Raw records
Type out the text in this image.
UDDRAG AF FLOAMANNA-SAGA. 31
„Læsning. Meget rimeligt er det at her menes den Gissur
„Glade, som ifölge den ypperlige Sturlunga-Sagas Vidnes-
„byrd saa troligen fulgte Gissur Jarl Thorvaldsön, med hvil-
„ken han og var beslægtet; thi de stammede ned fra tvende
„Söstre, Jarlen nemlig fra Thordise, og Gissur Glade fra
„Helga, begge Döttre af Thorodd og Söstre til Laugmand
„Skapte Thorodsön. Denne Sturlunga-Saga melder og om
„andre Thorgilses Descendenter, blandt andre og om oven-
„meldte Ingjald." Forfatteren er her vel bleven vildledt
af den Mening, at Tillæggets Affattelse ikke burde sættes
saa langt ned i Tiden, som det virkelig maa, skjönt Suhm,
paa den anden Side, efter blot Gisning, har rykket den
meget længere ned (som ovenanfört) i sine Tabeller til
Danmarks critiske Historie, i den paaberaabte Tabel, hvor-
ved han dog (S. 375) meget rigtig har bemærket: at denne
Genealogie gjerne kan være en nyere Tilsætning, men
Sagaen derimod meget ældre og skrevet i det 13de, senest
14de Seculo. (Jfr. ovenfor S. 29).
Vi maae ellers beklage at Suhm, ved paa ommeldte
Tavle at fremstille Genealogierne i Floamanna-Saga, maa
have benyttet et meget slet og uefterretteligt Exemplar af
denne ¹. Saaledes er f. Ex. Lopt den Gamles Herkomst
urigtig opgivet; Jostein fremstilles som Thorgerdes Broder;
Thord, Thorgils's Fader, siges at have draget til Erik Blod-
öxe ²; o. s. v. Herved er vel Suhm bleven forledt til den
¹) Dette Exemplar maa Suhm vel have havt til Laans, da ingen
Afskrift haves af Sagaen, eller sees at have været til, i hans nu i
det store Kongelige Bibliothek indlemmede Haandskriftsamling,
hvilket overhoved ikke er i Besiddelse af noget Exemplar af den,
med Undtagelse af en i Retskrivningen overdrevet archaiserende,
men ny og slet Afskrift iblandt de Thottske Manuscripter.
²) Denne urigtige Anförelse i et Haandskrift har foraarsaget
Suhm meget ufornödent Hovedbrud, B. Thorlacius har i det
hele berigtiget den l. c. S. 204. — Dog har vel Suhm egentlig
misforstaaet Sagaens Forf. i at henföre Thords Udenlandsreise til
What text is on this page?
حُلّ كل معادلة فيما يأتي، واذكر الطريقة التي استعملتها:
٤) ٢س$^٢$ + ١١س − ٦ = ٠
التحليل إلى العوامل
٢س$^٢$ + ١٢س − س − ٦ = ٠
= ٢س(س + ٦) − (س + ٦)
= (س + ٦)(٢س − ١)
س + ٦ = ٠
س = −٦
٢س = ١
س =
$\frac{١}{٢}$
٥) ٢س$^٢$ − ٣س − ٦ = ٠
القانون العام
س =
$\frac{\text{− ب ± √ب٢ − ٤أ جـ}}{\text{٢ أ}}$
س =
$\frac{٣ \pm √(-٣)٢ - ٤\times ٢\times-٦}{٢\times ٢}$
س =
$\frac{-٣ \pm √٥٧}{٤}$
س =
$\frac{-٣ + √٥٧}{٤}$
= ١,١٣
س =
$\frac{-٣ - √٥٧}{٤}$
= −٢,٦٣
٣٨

**WHAT TO WORK ON**
Return exactly the lines from the one containing "What text is on this page?" to the last line of the data, and nothing more.

**SOLUTION TO THE EXERCISE**
What text is on this page?
حُلّ كل معادلة فيما يأتي، واذكر الطريقة التي استعملتها:
٤) ٢س$^٢$ + ١١س − ٦ = ٠
التحليل إلى العوامل
٢س$^٢$ + ١٢س − س − ٦ = ٠
= ٢س(س + ٦) − (س + ٦)
= (س + ٦)(٢س − ١)
س + ٦ = ٠
س = −٦
٢س = ١
س =
$\frac{١}{٢}$
٥) ٢س$^٢$ − ٣س − ٦ = ٠
القانون العام
س =
$\frac{\text{− ب ± √ب٢ − ٤أ جـ}}{\text{٢ أ}}$
س =
$\frac{٣ \pm √(-٣)٢ - ٤\times ٢\times-٦}{٢\times ٢}$
س =
$\frac{-٣ \pm √٥٧}{٤}$
س =
$\frac{-٣ + √٥٧}{٤}$
= ١,١٣
س =
$\frac{-٣ - √٥٧}{٤}$
= −٢,٦٣
٣٨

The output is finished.